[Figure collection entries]
---+---

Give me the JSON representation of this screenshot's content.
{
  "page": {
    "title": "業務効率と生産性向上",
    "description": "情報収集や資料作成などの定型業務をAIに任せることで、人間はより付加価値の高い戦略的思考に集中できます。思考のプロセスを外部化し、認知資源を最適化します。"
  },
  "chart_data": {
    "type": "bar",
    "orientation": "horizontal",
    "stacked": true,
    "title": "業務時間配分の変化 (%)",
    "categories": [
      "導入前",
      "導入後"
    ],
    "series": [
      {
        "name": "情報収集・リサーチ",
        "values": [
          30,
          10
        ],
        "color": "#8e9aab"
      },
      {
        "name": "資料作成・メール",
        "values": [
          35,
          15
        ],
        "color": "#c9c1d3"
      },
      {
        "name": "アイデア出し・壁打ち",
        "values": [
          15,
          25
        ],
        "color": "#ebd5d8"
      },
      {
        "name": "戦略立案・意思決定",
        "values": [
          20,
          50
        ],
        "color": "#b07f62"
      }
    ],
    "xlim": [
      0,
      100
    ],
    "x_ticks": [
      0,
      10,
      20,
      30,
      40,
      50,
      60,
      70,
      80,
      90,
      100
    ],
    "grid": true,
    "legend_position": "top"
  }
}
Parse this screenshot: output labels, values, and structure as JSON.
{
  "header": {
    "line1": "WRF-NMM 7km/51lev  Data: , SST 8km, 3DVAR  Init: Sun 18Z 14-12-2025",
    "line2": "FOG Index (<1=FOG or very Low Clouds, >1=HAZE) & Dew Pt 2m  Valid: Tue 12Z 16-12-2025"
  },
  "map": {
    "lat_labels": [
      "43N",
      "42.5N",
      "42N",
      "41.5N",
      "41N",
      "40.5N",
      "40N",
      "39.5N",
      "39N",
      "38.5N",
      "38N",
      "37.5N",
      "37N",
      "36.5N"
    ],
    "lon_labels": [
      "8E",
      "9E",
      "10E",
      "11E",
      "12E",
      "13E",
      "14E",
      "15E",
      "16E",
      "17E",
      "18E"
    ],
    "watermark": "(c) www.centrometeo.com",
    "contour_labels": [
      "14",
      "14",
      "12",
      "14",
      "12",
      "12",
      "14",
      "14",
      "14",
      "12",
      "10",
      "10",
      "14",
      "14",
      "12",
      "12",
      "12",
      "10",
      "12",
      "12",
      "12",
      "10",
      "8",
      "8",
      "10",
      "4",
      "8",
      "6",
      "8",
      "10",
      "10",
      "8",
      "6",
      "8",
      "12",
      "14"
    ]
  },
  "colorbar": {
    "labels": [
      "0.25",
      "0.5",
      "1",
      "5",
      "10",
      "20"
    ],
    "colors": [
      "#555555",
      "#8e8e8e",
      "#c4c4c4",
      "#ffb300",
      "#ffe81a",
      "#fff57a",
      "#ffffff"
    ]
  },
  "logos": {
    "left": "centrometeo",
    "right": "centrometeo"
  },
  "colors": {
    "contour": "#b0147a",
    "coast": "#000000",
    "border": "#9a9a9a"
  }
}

---+---

*WHAT THE TASK REQUIRES:*
Reproduce all data above, unchanged.

*COMPLETED EXERCISE:*
Give me the JSON representation of this screenshot's content.
{
  "page": {
    "title": "業務効率と生産性向上",
    "description": "情報収集や資料作成などの定型業務をAIに任せることで、人間はより付加価値の高い戦略的思考に集中できます。思考のプロセスを外部化し、認知資源を最適化します。"
  },
  "chart_data": {
    "type": "bar",
    "orientation": "horizontal",
    "stacked": true,
    "title": "業務時間配分の変化 (%)",
    "categories": [
      "導入前",
      "導入後"
    ],
    "series": [
      {
        "name": "情報収集・リサーチ",
        "values": [
          30,
          10
        ],
        "color": "#8e9aab"
      },
      {
        "name": "資料作成・メール",
        "values": [
          35,
          15
        ],
        "color": "#c9c1d3"
      },
      {
        "name": "アイデア出し・壁打ち",
        "values": [
          15,
          25
        ],
        "color": "#ebd5d8"
      },
      {
        "name": "戦略立案・意思決定",
        "values": [
          20,
          50
        ],
        "color": "#b07f62"
      }
    ],
    "xlim": [
      0,
      100
    ],
    "x_ticks": [
      0,
      10,
      20,
      30,
      40,
      50,
      60,
      70,
      80,
      90,
      100
    ],
    "grid": true,
    "legend_position": "top"
  }
}
Parse this screenshot: output labels, values, and structure as JSON.
{
  "header": {
    "line1": "WRF-NMM 7km/51lev  Data: , SST 8km, 3DVAR  Init: Sun 18Z 14-12-2025",
    "line2": "FOG Index (<1=FOG or very Low Clouds, >1=HAZE) & Dew Pt 2m  Valid: Tue 12Z 16-12-2025"
  },
  "map": {
    "lat_labels": [
      "43N",
      "42.5N",
      "42N",
      "41.5N",
      "41N",
      "40.5N",
      "40N",
      "39.5N",
      "39N",
      "38.5N",
      "38N",
      "37.5N",
      "37N",
      "36.5N"
    ],
    "lon_labels": [
      "8E",
      "9E",
      "10E",
      "11E",
      "12E",
      "13E",
      "14E",
      "15E",
      "16E",
      "17E",
      "18E"
    ],
    "watermark": "(c) www.centrometeo.com",
    "contour_labels": [
      "14",
      "14",
      "12",
      "14",
      "12",
      "12",
      "14",
      "14",
      "14",
      "12",
      "10",
      "10",
      "14",
      "14",
      "12",
      "12",
      "12",
      "10",
      "12",
      "12",
      "12",
      "10",
      "8",
      "8",
      "10",
      "4",
      "8",
      "6",
      "8",
      "10",
      "10",
      "8",
      "6",
      "8",
      "12",
      "14"
    ]
  },
  "colorbar": {
    "labels": [
      "0.25",
      "0.5",
      "1",
      "5",
      "10",
      "20"
    ],
    "colors": [
      "#555555",
      "#8e8e8e",
      "#c4c4c4",
      "#ffb300",
      "#ffe81a",
      "#fff57a",
      "#ffffff"
    ]
  },
  "logos": {
    "left": "centrometeo",
    "right": "centrometeo"
  },
  "colors": {
    "contour": "#b0147a",
    "coast": "#000000",
    "border": "#9a9a9a"
  }
}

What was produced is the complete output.